## TASK REQUIREMENTS
The records below are to be repeated in full, exactly as they are.

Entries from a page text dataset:
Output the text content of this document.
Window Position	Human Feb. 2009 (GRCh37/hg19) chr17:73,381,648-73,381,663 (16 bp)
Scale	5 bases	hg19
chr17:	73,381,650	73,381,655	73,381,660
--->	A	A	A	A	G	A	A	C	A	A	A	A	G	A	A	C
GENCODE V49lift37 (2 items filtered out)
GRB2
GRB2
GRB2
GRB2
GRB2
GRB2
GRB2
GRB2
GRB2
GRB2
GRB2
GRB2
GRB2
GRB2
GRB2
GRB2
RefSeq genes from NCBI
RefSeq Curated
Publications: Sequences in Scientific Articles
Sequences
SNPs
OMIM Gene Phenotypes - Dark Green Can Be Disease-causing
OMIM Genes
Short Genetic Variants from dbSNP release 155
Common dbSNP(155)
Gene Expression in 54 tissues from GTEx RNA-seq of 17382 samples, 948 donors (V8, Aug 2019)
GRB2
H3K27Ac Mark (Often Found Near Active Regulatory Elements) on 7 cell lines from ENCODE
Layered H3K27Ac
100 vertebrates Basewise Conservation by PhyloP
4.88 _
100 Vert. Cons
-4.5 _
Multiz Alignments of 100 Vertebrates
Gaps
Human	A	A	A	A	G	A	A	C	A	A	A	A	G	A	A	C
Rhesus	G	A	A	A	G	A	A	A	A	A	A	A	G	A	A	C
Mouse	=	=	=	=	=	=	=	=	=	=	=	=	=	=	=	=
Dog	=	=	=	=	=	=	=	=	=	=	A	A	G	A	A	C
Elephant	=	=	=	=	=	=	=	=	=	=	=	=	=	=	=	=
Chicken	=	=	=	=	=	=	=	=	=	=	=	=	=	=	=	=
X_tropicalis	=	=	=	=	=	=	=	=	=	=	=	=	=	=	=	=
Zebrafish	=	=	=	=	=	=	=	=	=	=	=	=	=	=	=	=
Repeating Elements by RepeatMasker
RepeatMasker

## TASK SOLUTION
Output the text content of this document.
Window Position	Human Feb. 2009 (GRCh37/hg19) chr17:73,381,648-73,381,663 (16 bp)
Scale	5 bases	hg19
chr17:	73,381,650	73,381,655	73,381,660
--->	A	A	A	A	G	A	A	C	A	A	A	A	G	A	A	C
GENCODE V49lift37 (2 items filtered out)
GRB2
GRB2
GRB2
GRB2
GRB2
GRB2
GRB2
GRB2
GRB2
GRB2
GRB2
GRB2
GRB2
GRB2
GRB2
GRB2
RefSeq genes from NCBI
RefSeq Curated
Publications: Sequences in Scientific Articles
Sequences
SNPs
OMIM Gene Phenotypes - Dark Green Can Be Disease-causing
OMIM Genes
Short Genetic Variants from dbSNP release 155
Common dbSNP(155)
Gene Expression in 54 tissues from GTEx RNA-seq of 17382 samples, 948 donors (V8, Aug 2019)
GRB2
H3K27Ac Mark (Often Found Near Active Regulatory Elements) on 7 cell lines from ENCODE
Layered H3K27Ac
100 vertebrates Basewise Conservation by PhyloP
4.88 _
100 Vert. Cons
-4.5 _
Multiz Alignments of 100 Vertebrates
Gaps
Human	A	A	A	A	G	A	A	C	A	A	A	A	G	A	A	C
Rhesus	G	A	A	A	G	A	A	A	A	A	A	A	G	A	A	C
Mouse	=	=	=	=	=	=	=	=	=	=	=	=	=	=	=	=
Dog	=	=	=	=	=	=	=	=	=	=	A	A	G	A	A	C
Elephant	=	=	=	=	=	=	=	=	=	=	=	=	=	=	=	=
Chicken	=	=	=	=	=	=	=	=	=	=	=	=	=	=	=	=
X_tropicalis	=	=	=	=	=	=	=	=	=	=	=	=	=	=	=	=
Zebrafish	=	=	=	=	=	=	=	=	=	=	=	=	=	=	=	=
Repeating Elements by RepeatMasker
RepeatMasker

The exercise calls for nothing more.